== Aim ==
Repeat, exactly and only, the lines from the one containing "Convert this screenshot" to the last line, inclusive; do not repeat the pictures.

== Exercise inputs ==
— start —

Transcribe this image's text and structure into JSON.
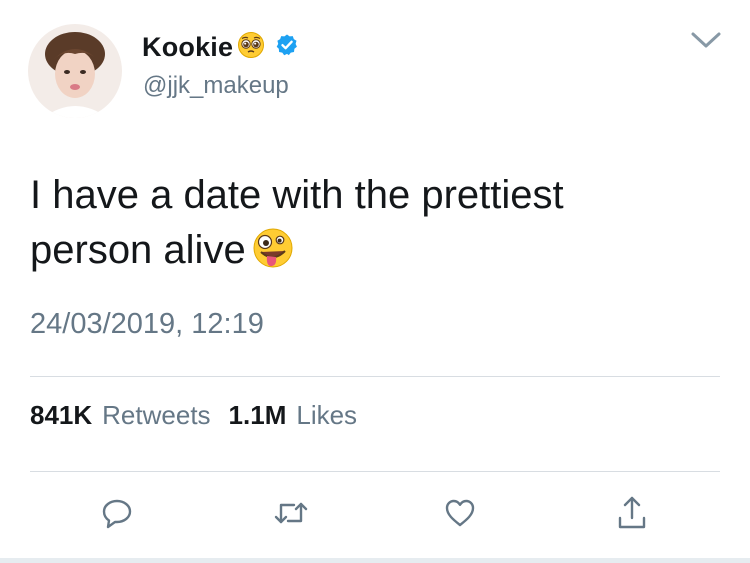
{
  "author": {
    "display_name": "Kookie",
    "name_emoji": "pleading-face-emoji",
    "verified": true,
    "handle": "@jjk_makeup"
  },
  "tweet": {
    "text_line1": "I have a date with the prettiest",
    "text_line2": "person alive",
    "text_emoji": "zany-face-emoji",
    "timestamp": "24/03/2019, 12:19"
  },
  "stats": {
    "retweets_count": "841K",
    "retweets_label": "Retweets",
    "likes_count": "1.1M",
    "likes_label": "Likes"
  },
  "actions": [
    "reply-icon",
    "retweet-icon",
    "like-icon",
    "share-icon"
  ],
  "colors": {
    "text": "#14171a",
    "secondary": "#657786",
    "verified": "#1da1f2",
    "divider": "#d8dde2"
  }
}
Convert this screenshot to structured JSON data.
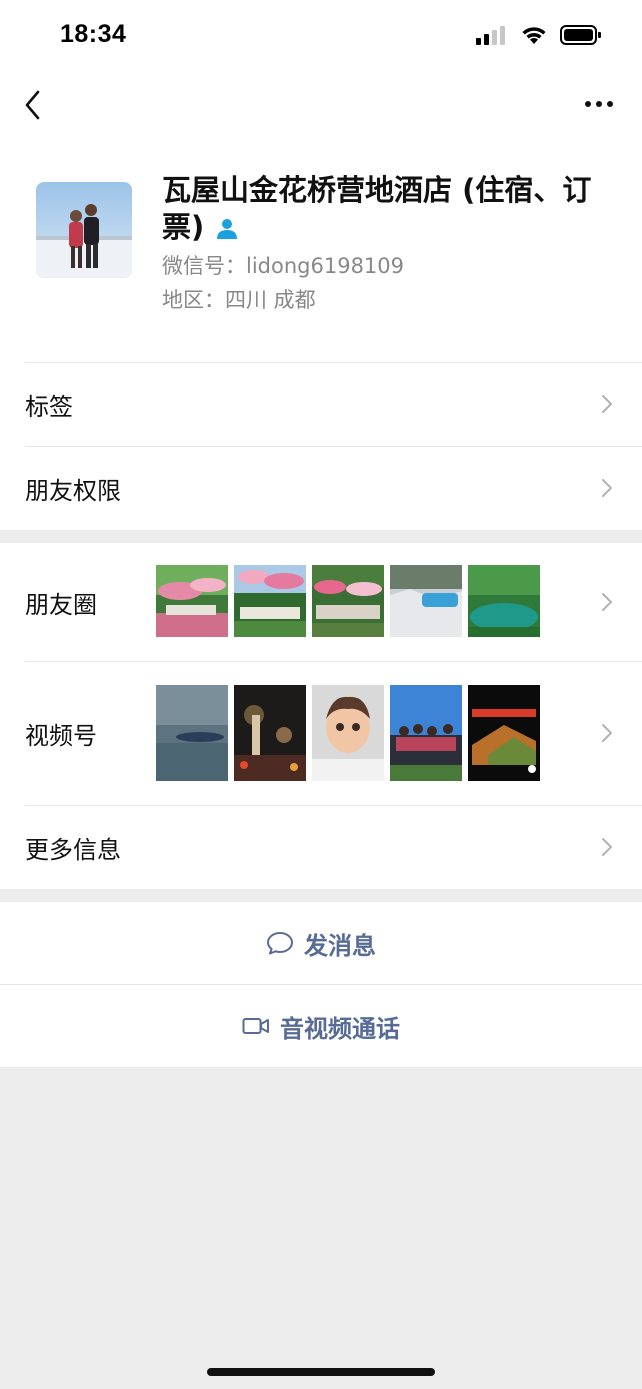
{
  "status": {
    "time": "18:34"
  },
  "profile": {
    "name": "瓦屋山金花桥营地酒店 (住宿、订票)",
    "wechat_id": "微信号：lidong6198109",
    "region": "地区：四川 成都"
  },
  "rows": {
    "tags": "标签",
    "friend_permissions": "朋友权限",
    "moments": "朋友圈",
    "channels": "视频号",
    "more_info": "更多信息"
  },
  "actions": {
    "send_message": "发消息",
    "av_call": "音视频通话"
  },
  "colors": {
    "link": "#576b95",
    "background": "#ededed",
    "verified": "#1aa1e0"
  }
}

— end —

== Reply ==
Convert this screenshot to structured JSON data.
{
  "status": {
    "time": "18:34"
  },
  "profile": {
    "name": "瓦屋山金花桥营地酒店 (住宿、订票)",
    "wechat_id": "微信号：lidong6198109",
    "region": "地区：四川 成都"
  },
  "rows": {
    "tags": "标签",
    "friend_permissions": "朋友权限",
    "moments": "朋友圈",
    "channels": "视频号",
    "more_info": "更多信息"
  },
  "actions": {
    "send_message": "发消息",
    "av_call": "音视频通话"
  },
  "colors": {
    "link": "#576b95",
    "background": "#ededed",
    "verified": "#1aa1e0"
  }
}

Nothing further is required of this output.